Given request:
Look through the material below for "statue". Copy every line that contains it.

-------- Items --------

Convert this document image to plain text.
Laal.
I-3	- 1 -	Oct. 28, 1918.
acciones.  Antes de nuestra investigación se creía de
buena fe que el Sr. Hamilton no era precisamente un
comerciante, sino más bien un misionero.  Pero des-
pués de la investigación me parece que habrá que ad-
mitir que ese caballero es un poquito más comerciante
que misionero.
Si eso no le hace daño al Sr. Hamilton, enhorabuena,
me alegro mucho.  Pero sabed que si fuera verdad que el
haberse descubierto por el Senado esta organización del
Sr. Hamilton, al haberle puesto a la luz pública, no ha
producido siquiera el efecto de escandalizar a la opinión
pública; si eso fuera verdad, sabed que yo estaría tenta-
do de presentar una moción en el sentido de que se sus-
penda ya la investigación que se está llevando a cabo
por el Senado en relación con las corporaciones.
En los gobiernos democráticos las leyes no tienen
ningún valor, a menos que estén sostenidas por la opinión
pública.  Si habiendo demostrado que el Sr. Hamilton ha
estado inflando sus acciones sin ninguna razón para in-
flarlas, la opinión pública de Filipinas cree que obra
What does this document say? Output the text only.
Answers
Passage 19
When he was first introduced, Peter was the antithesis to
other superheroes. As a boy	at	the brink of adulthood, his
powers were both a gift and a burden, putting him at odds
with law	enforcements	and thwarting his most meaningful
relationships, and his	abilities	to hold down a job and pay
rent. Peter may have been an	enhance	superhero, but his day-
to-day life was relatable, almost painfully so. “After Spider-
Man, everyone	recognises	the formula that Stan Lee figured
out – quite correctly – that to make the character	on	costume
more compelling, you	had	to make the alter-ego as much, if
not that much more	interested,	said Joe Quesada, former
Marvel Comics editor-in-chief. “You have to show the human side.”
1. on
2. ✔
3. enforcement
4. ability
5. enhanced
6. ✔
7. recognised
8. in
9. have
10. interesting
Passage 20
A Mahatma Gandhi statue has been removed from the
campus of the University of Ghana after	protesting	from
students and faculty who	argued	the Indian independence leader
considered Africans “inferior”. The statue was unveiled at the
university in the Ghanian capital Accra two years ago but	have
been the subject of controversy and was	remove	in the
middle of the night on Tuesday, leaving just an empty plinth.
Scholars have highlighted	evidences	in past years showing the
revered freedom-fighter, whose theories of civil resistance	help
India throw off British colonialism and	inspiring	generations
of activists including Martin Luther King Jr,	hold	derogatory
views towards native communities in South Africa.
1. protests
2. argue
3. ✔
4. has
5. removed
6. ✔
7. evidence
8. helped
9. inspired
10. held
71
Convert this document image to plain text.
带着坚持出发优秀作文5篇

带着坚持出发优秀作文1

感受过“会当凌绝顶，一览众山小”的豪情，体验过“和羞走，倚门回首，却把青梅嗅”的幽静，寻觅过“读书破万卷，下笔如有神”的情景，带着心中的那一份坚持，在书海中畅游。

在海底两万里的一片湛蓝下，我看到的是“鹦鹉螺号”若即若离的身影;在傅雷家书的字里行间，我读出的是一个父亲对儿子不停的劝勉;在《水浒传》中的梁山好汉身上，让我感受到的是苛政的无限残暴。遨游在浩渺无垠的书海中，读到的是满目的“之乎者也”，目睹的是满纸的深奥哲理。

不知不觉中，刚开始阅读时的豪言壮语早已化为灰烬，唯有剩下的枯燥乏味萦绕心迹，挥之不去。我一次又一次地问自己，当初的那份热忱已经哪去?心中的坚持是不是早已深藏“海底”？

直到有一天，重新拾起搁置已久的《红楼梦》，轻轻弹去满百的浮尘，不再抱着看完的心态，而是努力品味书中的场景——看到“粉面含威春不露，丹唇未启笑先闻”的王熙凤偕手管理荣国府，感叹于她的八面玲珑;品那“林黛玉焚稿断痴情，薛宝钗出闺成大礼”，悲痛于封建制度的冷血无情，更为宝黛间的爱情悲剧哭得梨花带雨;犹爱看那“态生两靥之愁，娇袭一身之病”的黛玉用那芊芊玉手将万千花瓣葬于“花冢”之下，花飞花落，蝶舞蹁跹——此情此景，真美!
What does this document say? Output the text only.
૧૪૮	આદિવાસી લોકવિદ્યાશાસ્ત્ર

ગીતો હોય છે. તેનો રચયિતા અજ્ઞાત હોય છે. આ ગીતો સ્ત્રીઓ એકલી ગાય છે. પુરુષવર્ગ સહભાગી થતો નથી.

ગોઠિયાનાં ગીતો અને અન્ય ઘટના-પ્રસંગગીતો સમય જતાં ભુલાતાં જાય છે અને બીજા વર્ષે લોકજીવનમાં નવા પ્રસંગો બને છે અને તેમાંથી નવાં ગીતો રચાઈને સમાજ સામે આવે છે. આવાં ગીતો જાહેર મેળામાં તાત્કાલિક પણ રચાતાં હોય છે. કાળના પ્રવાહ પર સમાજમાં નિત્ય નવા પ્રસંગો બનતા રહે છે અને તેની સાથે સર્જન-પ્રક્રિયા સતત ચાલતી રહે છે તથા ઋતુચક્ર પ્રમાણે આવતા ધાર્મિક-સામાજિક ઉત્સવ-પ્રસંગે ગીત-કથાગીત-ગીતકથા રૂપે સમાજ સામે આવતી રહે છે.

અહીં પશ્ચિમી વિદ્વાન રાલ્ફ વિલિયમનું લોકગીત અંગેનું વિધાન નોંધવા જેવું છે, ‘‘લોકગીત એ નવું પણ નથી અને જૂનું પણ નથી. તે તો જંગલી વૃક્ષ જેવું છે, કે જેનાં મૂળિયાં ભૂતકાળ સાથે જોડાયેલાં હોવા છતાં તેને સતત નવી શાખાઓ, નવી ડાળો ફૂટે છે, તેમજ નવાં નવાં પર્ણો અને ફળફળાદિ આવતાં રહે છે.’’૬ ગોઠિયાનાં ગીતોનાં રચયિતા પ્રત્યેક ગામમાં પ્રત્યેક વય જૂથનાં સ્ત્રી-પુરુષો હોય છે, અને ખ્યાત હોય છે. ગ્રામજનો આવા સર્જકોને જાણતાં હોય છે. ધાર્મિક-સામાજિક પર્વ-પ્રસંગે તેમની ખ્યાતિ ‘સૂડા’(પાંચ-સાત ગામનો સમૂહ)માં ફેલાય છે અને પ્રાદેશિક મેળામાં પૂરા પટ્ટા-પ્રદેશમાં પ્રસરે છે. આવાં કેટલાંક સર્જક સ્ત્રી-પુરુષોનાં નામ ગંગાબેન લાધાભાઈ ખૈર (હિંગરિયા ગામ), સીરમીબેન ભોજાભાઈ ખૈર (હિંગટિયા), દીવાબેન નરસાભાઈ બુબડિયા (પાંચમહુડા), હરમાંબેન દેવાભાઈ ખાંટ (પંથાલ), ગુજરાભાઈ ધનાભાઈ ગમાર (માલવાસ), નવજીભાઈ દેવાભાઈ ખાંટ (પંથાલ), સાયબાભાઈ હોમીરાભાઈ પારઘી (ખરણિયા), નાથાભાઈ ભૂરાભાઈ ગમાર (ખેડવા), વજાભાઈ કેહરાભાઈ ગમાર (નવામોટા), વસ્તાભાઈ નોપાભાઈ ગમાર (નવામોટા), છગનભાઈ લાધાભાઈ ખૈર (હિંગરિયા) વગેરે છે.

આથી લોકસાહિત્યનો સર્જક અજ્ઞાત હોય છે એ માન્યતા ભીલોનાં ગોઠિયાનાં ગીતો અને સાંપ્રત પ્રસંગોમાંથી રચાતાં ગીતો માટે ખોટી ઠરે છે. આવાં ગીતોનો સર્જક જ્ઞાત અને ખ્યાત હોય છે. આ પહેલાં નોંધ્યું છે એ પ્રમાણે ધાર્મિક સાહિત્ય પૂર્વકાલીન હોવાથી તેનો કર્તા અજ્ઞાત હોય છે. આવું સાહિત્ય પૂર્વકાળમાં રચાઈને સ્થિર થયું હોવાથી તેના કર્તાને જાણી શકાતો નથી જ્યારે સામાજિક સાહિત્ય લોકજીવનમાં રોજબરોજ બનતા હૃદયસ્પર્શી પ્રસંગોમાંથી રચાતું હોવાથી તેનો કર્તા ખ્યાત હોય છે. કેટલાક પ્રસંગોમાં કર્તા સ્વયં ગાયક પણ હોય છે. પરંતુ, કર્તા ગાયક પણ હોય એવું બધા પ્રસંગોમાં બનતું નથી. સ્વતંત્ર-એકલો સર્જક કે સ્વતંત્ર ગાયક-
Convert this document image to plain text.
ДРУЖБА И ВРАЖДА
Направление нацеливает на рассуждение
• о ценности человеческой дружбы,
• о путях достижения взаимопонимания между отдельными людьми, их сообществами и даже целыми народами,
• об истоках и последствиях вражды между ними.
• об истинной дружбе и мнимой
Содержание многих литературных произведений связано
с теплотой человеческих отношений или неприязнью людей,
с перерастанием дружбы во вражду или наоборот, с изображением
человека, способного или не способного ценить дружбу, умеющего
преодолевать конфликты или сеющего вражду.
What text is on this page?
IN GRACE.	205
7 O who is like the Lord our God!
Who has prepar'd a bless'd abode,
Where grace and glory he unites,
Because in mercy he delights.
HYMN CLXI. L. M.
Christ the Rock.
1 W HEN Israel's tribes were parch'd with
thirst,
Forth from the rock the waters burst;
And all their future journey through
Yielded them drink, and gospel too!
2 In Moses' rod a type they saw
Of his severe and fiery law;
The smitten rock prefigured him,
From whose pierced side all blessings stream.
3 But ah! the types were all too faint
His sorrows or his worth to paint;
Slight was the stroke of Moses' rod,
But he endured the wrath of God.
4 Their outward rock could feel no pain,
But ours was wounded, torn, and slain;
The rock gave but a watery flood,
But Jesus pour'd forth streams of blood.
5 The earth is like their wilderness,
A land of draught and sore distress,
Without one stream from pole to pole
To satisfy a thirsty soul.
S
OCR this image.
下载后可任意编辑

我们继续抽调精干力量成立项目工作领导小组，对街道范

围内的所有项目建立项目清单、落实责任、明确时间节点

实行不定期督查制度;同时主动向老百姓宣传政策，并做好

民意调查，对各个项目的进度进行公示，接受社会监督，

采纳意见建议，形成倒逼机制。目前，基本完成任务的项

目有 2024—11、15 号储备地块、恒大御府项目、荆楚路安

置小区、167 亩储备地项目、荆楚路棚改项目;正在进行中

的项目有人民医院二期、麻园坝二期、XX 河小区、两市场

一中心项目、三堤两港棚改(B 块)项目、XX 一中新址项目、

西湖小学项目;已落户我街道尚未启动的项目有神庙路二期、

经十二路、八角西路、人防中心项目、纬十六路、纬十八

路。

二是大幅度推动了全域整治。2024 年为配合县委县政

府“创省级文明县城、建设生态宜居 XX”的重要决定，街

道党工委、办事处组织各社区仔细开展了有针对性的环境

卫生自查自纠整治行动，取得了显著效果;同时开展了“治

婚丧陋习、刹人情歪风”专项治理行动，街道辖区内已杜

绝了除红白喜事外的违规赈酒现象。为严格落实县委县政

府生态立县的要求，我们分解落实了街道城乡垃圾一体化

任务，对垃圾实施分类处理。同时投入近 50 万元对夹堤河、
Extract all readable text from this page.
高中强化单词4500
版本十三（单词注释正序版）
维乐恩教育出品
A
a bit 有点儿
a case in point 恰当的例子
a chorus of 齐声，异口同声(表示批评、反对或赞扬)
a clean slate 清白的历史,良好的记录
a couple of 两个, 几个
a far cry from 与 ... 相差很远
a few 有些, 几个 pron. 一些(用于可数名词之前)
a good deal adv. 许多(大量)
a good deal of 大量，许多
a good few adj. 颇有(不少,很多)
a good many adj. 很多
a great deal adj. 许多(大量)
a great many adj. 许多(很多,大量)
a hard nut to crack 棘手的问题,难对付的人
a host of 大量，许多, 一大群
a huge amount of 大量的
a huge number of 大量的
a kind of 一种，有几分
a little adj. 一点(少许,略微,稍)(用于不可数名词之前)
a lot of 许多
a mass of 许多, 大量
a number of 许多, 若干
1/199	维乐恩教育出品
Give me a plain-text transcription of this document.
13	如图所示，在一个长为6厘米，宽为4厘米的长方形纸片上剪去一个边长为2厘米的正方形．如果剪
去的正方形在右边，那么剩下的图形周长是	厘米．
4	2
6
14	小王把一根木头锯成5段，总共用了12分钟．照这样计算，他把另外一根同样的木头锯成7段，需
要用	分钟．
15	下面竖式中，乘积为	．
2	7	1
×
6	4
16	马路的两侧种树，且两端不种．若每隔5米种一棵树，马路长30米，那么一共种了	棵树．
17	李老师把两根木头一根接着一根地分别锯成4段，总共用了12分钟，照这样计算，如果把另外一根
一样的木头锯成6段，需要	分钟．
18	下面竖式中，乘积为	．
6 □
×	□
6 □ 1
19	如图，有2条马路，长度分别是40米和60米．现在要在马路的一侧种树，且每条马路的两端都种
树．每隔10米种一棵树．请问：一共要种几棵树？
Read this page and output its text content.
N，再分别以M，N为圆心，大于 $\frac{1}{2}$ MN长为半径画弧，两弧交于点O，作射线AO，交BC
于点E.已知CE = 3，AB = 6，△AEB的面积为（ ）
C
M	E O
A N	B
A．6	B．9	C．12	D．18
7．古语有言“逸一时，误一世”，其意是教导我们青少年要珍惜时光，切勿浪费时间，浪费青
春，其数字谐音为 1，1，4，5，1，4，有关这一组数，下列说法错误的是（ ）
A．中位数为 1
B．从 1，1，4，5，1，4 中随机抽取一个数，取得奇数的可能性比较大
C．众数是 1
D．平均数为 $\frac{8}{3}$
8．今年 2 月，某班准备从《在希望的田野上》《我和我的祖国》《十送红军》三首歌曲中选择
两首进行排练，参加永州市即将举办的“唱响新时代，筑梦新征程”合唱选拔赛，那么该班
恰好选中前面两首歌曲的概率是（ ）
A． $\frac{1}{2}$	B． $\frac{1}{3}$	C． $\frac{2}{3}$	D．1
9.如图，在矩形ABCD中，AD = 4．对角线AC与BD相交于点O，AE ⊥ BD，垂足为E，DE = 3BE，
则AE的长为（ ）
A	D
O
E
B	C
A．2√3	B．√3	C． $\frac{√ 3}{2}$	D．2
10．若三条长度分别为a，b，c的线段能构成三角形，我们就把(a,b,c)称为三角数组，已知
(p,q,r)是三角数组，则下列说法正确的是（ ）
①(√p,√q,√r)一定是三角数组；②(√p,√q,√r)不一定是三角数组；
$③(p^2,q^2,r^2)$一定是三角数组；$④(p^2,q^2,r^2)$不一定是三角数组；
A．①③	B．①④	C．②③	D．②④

--------

Answer to this problem:
A Mahatma Gandhi statue has been removed from the
considered Africans “inferior”. The statue was unveiled at the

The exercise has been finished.